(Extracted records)
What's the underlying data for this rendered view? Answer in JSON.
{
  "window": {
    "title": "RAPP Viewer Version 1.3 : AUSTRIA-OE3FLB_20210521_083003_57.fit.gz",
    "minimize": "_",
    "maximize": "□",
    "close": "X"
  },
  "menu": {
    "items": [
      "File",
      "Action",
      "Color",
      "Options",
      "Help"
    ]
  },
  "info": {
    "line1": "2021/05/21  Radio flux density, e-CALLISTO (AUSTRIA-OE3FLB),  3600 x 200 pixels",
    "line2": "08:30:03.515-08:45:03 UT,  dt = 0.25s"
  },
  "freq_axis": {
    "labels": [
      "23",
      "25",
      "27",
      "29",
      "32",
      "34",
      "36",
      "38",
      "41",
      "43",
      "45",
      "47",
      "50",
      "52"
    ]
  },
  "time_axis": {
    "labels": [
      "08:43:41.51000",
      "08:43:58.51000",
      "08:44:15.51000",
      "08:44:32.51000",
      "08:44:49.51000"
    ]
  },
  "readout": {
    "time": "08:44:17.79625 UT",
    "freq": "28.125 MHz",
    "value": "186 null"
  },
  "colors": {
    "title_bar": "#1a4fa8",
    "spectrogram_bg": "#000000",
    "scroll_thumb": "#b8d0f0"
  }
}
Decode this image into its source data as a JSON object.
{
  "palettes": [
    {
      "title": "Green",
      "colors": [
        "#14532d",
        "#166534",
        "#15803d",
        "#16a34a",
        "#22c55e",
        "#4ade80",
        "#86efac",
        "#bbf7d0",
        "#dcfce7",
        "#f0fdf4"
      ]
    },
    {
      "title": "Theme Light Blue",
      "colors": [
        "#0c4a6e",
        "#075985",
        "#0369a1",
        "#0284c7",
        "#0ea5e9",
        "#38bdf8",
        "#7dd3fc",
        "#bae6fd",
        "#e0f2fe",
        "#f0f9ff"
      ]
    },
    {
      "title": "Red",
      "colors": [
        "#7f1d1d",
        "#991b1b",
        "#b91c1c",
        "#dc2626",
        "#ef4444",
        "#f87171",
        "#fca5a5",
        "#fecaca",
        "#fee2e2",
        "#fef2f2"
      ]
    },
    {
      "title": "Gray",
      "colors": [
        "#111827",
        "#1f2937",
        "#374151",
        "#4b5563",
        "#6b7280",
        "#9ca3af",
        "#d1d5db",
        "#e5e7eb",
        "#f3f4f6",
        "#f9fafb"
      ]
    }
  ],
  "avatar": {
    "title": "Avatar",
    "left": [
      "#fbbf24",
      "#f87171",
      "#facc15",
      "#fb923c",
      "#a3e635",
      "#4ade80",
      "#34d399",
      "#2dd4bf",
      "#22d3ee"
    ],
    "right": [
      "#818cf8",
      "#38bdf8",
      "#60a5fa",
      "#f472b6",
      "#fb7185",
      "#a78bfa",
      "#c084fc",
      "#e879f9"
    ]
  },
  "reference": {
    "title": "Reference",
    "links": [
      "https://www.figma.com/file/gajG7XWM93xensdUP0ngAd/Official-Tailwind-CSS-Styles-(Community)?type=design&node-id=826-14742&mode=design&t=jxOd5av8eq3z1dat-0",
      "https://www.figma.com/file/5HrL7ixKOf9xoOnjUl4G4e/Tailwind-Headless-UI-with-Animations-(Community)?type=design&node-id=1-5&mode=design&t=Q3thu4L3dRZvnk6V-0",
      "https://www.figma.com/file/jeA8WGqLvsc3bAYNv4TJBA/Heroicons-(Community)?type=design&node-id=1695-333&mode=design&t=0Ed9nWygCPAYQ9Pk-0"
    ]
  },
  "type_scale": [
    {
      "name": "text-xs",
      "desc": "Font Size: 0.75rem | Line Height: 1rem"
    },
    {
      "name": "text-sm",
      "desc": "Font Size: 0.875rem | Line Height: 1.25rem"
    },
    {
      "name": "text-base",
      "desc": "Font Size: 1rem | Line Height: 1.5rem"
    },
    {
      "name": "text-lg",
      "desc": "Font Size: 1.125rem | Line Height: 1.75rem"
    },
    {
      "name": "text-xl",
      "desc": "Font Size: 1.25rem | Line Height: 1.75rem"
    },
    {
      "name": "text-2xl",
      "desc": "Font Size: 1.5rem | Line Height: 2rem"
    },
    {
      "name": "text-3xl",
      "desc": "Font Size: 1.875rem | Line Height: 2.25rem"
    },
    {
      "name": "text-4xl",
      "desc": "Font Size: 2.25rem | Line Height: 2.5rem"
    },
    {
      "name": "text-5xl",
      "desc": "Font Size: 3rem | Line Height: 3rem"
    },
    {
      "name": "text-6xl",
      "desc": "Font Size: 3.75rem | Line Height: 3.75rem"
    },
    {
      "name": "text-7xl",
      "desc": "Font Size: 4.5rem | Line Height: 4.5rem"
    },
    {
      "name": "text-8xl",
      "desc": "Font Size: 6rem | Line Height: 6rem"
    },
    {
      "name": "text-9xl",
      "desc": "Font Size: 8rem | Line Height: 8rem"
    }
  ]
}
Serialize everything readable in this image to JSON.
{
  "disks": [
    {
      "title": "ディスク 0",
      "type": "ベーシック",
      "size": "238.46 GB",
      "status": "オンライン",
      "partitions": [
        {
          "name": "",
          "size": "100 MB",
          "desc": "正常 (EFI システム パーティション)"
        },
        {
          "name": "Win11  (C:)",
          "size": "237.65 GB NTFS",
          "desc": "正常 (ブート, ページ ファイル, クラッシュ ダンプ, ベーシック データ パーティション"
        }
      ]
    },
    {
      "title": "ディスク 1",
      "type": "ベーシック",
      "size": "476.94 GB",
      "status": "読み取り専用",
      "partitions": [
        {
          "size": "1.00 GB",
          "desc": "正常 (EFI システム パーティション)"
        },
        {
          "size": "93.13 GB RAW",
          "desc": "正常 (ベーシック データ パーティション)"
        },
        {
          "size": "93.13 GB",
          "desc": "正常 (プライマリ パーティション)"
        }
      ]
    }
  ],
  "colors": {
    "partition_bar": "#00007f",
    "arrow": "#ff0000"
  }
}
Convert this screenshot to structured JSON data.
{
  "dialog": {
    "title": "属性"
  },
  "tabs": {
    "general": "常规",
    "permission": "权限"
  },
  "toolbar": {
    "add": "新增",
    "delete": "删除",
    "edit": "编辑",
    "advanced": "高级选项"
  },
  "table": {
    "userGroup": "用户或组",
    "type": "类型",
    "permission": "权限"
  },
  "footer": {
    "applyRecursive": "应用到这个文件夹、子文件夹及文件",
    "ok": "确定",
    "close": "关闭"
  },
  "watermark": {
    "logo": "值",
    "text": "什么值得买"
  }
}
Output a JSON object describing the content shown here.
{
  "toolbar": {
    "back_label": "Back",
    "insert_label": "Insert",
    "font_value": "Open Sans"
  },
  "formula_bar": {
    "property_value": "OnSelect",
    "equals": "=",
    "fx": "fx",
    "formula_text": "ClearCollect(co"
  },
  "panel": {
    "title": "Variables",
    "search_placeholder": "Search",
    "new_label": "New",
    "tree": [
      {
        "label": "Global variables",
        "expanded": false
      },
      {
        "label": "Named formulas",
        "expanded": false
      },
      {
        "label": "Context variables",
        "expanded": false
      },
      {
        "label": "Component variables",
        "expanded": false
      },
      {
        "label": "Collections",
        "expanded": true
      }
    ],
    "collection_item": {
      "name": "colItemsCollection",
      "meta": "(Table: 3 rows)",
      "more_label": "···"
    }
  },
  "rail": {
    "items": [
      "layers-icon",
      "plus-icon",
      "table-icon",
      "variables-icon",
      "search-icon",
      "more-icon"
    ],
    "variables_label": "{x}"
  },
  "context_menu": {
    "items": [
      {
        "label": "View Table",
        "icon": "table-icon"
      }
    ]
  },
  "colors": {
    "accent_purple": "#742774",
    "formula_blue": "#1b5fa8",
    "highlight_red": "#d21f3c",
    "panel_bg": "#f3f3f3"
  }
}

Exercise
Starting at the line with "Output a JSON", copy every line up to and including the last one in the entries above.

Exercise response
Output a JSON object describing the content shown here.
{
  "toolbar": {
    "back_label": "Back",
    "insert_label": "Insert",
    "font_value": "Open Sans"
  },
  "formula_bar": {
    "property_value": "OnSelect",
    "equals": "=",
    "fx": "fx",
    "formula_text": "ClearCollect(co"
  },
  "panel": {
    "title": "Variables",
    "search_placeholder": "Search",
    "new_label": "New",
    "tree": [
      {
        "label": "Global variables",
        "expanded": false
      },
      {
        "label": "Named formulas",
        "expanded": false
      },
      {
        "label": "Context variables",
        "expanded": false
      },
      {
        "label": "Component variables",
        "expanded": false
      },
      {
        "label": "Collections",
        "expanded": true
      }
    ],
    "collection_item": {
      "name": "colItemsCollection",
      "meta": "(Table: 3 rows)",
      "more_label": "···"
    }
  },
  "rail": {
    "items": [
      "layers-icon",
      "plus-icon",
      "table-icon",
      "variables-icon",
      "search-icon",
      "more-icon"
    ],
    "variables_label": "{x}"
  },
  "context_menu": {
    "items": [
      {
        "label": "View Table",
        "icon": "table-icon"
      }
    ]
  },
  "colors": {
    "accent_purple": "#742774",
    "formula_blue": "#1b5fa8",
    "highlight_red": "#d21f3c",
    "panel_bg": "#f3f3f3"
  }
}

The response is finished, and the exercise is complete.